What the task asks -
What is the number of lines in the data holding the word "Finn"? Give that number by itself.

━━━━

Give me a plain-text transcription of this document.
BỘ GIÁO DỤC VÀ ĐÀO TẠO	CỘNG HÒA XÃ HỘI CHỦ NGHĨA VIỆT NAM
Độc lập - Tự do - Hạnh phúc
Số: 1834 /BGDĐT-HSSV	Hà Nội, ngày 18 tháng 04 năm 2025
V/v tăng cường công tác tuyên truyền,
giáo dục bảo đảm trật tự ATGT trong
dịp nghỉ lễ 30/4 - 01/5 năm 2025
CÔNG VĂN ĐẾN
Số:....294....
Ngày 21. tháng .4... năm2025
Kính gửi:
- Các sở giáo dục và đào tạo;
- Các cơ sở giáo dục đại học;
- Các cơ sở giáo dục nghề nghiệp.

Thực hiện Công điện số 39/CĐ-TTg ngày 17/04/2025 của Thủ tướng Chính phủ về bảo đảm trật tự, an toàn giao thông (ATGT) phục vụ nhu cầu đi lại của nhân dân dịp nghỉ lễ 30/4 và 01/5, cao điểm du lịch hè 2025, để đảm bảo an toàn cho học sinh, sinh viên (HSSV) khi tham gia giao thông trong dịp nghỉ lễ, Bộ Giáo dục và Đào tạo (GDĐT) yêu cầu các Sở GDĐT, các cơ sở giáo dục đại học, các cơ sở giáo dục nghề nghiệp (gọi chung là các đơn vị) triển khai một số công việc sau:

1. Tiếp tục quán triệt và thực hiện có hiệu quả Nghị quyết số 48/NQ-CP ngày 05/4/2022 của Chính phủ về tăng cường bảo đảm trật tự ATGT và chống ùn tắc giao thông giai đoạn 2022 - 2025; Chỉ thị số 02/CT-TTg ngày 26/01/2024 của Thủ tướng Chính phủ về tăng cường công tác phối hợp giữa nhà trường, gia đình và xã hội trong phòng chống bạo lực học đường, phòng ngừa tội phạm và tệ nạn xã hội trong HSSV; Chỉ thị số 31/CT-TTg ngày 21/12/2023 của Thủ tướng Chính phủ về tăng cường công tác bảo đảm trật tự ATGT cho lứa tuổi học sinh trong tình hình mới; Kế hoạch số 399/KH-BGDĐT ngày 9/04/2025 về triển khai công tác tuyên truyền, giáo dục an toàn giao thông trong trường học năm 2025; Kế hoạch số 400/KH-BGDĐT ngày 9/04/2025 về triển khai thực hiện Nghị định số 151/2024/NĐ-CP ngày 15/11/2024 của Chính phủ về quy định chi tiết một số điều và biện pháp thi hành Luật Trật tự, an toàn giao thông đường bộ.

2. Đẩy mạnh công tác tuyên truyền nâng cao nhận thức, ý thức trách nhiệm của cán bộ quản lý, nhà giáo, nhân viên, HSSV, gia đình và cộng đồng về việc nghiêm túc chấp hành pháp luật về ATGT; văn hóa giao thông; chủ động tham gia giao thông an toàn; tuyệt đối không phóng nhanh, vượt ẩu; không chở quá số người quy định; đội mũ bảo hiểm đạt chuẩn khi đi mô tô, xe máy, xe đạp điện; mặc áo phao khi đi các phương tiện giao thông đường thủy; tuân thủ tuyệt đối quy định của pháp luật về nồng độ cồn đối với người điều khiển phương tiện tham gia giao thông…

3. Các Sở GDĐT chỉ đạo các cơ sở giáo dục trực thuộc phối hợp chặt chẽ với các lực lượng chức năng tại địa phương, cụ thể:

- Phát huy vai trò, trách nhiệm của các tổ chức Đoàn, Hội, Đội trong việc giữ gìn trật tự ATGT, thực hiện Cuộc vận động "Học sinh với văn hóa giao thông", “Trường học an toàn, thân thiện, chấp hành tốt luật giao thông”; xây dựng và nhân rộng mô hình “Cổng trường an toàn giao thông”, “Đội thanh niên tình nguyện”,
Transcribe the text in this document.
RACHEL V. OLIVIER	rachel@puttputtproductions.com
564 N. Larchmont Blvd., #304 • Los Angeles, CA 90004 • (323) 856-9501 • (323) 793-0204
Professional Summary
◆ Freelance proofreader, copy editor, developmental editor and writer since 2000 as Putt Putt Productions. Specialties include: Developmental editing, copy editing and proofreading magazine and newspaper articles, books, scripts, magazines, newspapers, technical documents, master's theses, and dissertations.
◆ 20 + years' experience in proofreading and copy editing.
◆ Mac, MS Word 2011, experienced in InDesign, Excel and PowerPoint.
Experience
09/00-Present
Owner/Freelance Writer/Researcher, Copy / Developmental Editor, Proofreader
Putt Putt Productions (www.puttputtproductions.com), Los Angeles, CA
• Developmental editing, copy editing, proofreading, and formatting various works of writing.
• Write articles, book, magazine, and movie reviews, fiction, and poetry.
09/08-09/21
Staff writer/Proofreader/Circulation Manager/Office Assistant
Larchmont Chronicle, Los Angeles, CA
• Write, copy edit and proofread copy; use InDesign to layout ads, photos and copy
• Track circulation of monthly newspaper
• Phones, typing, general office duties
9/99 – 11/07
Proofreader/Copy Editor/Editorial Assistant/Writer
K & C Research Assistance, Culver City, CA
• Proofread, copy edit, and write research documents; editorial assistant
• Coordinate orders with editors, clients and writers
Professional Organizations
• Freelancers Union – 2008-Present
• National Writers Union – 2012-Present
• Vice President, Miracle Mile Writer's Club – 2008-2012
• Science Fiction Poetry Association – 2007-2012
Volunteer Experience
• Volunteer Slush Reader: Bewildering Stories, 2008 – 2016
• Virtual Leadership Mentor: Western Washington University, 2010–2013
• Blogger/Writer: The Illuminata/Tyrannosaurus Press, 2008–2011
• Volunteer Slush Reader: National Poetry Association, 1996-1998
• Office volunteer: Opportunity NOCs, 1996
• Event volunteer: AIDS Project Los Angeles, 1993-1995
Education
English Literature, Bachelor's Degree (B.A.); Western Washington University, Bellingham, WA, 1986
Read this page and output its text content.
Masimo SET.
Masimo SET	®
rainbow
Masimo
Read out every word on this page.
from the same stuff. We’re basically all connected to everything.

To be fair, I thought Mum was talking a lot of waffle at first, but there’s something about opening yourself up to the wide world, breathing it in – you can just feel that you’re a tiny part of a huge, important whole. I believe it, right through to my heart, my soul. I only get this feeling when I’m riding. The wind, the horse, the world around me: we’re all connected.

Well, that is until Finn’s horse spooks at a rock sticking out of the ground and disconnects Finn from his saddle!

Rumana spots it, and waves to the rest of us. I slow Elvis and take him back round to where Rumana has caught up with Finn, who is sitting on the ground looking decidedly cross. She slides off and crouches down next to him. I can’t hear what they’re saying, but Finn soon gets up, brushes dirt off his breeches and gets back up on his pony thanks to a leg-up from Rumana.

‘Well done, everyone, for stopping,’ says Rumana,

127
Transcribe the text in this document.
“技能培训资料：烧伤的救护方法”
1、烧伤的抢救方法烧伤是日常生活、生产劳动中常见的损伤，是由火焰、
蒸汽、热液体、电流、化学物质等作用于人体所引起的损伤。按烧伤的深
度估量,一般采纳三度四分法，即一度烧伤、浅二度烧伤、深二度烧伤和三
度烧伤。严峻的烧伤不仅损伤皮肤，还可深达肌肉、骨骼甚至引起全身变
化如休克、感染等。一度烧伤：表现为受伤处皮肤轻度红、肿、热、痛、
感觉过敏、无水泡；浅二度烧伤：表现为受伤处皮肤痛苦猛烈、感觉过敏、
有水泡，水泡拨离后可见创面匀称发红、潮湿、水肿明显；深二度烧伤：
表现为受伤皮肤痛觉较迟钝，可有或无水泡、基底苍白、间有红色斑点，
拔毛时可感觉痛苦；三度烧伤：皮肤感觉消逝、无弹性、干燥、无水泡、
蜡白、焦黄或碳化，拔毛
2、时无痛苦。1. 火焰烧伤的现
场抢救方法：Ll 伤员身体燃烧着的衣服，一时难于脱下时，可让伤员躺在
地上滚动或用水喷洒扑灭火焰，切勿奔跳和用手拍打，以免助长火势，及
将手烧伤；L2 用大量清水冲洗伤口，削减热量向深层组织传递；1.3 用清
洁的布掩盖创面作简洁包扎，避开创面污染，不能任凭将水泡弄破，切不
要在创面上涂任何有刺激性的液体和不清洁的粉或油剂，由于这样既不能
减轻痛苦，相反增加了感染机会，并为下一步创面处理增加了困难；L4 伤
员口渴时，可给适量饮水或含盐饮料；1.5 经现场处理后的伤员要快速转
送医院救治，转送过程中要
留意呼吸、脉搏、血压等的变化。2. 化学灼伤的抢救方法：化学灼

━━━━

Answer for the task -
2